■ **MATERIAL FOR THIS TASK**:
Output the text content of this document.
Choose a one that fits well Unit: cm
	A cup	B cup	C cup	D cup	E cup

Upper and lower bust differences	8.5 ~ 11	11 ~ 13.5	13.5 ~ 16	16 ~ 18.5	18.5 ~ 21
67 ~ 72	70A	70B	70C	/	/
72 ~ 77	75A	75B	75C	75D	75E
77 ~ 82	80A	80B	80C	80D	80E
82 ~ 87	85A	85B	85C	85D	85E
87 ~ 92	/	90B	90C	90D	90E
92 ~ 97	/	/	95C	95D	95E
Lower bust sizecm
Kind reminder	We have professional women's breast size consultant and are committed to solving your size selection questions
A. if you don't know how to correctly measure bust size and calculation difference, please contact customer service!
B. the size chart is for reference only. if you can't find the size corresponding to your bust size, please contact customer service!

■ **DIRECTION**: Quote each line of the listing above exactly.

■ **EXERCISE RESPONSE**:
Output the text content of this document.
Choose a one that fits well Unit: cm
	A cup	B cup	C cup	D cup	E cup

Upper and lower bust differences	8.5 ~ 11	11 ~ 13.5	13.5 ~ 16	16 ~ 18.5	18.5 ~ 21
67 ~ 72	70A	70B	70C	/	/
72 ~ 77	75A	75B	75C	75D	75E
77 ~ 82	80A	80B	80C	80D	80E
82 ~ 87	85A	85B	85C	85D	85E
87 ~ 92	/	90B	90C	90D	90E
92 ~ 97	/	/	95C	95D	95E
Lower bust sizecm
Kind reminder	We have professional women's breast size consultant and are committed to solving your size selection questions
A. if you don't know how to correctly measure bust size and calculation difference, please contact customer service!
B. the size chart is for reference only. if you can't find the size corresponding to your bust size, please contact customer service!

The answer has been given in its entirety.